> [Exercise task] Transcribe all the records with complete accuracy.

> [Material for the task]
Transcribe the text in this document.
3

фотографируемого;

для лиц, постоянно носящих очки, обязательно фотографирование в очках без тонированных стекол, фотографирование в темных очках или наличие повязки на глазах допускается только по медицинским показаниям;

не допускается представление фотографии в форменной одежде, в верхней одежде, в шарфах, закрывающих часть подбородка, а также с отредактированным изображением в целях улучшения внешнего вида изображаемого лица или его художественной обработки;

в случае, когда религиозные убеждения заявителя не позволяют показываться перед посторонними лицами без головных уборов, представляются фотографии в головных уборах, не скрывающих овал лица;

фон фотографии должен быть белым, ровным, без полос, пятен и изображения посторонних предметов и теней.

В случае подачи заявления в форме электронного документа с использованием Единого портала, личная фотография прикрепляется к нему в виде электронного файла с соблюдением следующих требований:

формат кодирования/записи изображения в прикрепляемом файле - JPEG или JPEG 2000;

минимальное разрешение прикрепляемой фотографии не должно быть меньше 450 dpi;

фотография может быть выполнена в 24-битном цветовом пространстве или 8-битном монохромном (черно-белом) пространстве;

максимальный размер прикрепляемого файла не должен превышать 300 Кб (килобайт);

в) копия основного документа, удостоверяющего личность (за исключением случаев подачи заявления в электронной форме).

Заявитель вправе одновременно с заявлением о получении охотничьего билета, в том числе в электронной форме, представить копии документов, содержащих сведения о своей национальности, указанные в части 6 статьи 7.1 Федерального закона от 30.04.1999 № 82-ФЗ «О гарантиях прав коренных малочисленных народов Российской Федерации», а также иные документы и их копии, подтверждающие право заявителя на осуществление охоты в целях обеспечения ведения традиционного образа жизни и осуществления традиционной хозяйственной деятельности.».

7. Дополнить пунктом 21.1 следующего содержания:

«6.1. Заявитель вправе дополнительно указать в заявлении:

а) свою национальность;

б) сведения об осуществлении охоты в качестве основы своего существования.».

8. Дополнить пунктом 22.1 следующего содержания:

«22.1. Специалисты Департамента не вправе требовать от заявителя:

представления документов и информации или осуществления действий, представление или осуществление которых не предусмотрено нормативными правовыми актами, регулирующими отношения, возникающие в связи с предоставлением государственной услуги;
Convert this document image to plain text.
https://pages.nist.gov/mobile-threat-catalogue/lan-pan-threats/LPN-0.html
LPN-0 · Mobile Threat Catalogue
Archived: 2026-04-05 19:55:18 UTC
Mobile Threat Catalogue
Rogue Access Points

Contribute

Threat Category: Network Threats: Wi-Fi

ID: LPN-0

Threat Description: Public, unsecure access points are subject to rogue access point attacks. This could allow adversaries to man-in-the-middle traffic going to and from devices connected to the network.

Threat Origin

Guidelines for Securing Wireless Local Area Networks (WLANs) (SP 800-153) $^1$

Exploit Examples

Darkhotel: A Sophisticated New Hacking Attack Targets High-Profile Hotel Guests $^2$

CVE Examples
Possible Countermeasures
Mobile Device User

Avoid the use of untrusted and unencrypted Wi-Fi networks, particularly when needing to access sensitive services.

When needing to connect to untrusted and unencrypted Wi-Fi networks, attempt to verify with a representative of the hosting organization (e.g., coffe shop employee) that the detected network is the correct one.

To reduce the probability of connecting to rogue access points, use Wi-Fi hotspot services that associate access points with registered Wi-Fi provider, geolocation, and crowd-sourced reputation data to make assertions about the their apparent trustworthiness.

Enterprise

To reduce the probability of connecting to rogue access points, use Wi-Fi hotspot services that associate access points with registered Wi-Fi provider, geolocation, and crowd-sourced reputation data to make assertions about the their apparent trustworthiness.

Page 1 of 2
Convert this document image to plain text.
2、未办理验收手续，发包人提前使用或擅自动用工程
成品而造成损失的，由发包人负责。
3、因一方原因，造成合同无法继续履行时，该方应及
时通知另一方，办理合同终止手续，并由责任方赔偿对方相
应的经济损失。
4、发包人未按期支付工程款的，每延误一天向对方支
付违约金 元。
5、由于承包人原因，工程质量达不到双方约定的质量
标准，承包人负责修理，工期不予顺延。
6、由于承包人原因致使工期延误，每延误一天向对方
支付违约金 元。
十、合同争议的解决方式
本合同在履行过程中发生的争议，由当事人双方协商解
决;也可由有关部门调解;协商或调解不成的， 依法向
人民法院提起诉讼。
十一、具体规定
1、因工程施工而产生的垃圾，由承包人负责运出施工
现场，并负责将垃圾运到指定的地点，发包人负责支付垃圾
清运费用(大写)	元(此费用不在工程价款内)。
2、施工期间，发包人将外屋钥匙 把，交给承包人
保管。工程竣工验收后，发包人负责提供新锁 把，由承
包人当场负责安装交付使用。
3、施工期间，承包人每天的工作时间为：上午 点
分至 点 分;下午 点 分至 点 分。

> [Result]
Transcribe the text in this document.
3

фотографируемого;

для лиц, постоянно носящих очки, обязательно фотографирование в очках без тонированных стекол, фотографирование в темных очках или наличие повязки на глазах допускается только по медицинским показаниям;

не допускается представление фотографии в форменной одежде, в верхней одежде, в шарфах, закрывающих часть подбородка, а также с отредактированным изображением в целях улучшения внешнего вида изображаемого лица или его художественной обработки;

в случае, когда религиозные убеждения заявителя не позволяют показываться перед посторонними лицами без головных уборов, представляются фотографии в головных уборах, не скрывающих овал лица;

фон фотографии должен быть белым, ровным, без полос, пятен и изображения посторонних предметов и теней.

В случае подачи заявления в форме электронного документа с использованием Единого портала, личная фотография прикрепляется к нему в виде электронного файла с соблюдением следующих требований:

формат кодирования/записи изображения в прикрепляемом файле - JPEG или JPEG 2000;

минимальное разрешение прикрепляемой фотографии не должно быть меньше 450 dpi;

фотография может быть выполнена в 24-битном цветовом пространстве или 8-битном монохромном (черно-белом) пространстве;

максимальный размер прикрепляемого файла не должен превышать 300 Кб (килобайт);

в) копия основного документа, удостоверяющего личность (за исключением случаев подачи заявления в электронной форме).

Заявитель вправе одновременно с заявлением о получении охотничьего билета, в том числе в электронной форме, представить копии документов, содержащих сведения о своей национальности, указанные в части 6 статьи 7.1 Федерального закона от 30.04.1999 № 82-ФЗ «О гарантиях прав коренных малочисленных народов Российской Федерации», а также иные документы и их копии, подтверждающие право заявителя на осуществление охоты в целях обеспечения ведения традиционного образа жизни и осуществления традиционной хозяйственной деятельности.».

7. Дополнить пунктом 21.1 следующего содержания:

«6.1. Заявитель вправе дополнительно указать в заявлении:

а) свою национальность;

б) сведения об осуществлении охоты в качестве основы своего существования.».

8. Дополнить пунктом 22.1 следующего содержания:

«22.1. Специалисты Департамента не вправе требовать от заявителя:

представления документов и информации или осуществления действий, представление или осуществление которых не предусмотрено нормативными правовыми актами, регулирующими отношения, возникающие в связи с предоставлением государственной услуги;
Convert this document image to plain text.
https://pages.nist.gov/mobile-threat-catalogue/lan-pan-threats/LPN-0.html
LPN-0 · Mobile Threat Catalogue
Archived: 2026-04-05 19:55:18 UTC
Mobile Threat Catalogue
Rogue Access Points

Contribute

Threat Category: Network Threats: Wi-Fi

ID: LPN-0

Threat Description: Public, unsecure access points are subject to rogue access point attacks. This could allow adversaries to man-in-the-middle traffic going to and from devices connected to the network.

Threat Origin

Guidelines for Securing Wireless Local Area Networks (WLANs) (SP 800-153) $^1$

Exploit Examples

Darkhotel: A Sophisticated New Hacking Attack Targets High-Profile Hotel Guests $^2$

CVE Examples
Possible Countermeasures
Mobile Device User

Avoid the use of untrusted and unencrypted Wi-Fi networks, particularly when needing to access sensitive services.

When needing to connect to untrusted and unencrypted Wi-Fi networks, attempt to verify with a representative of the hosting organization (e.g., coffe shop employee) that the detected network is the correct one.

To reduce the probability of connecting to rogue access points, use Wi-Fi hotspot services that associate access points with registered Wi-Fi provider, geolocation, and crowd-sourced reputation data to make assertions about the their apparent trustworthiness.

Enterprise

To reduce the probability of connecting to rogue access points, use Wi-Fi hotspot services that associate access points with registered Wi-Fi provider, geolocation, and crowd-sourced reputation data to make assertions about the their apparent trustworthiness.

Page 1 of 2
Convert this document image to plain text.
2、未办理验收手续，发包人提前使用或擅自动用工程
成品而造成损失的，由发包人负责。
3、因一方原因，造成合同无法继续履行时，该方应及
时通知另一方，办理合同终止手续，并由责任方赔偿对方相
应的经济损失。
4、发包人未按期支付工程款的，每延误一天向对方支
付违约金 元。
5、由于承包人原因，工程质量达不到双方约定的质量
标准，承包人负责修理，工期不予顺延。
6、由于承包人原因致使工期延误，每延误一天向对方
支付违约金 元。
十、合同争议的解决方式
本合同在履行过程中发生的争议，由当事人双方协商解
决;也可由有关部门调解;协商或调解不成的， 依法向
人民法院提起诉讼。
十一、具体规定
1、因工程施工而产生的垃圾，由承包人负责运出施工
现场，并负责将垃圾运到指定的地点，发包人负责支付垃圾
清运费用(大写)	元(此费用不在工程价款内)。
2、施工期间，发包人将外屋钥匙 把，交给承包人
保管。工程竣工验收后，发包人负责提供新锁 把，由承
包人当场负责安装交付使用。
3、施工期间，承包人每天的工作时间为：上午 点
分至 点 分;下午 点 分至 点 分。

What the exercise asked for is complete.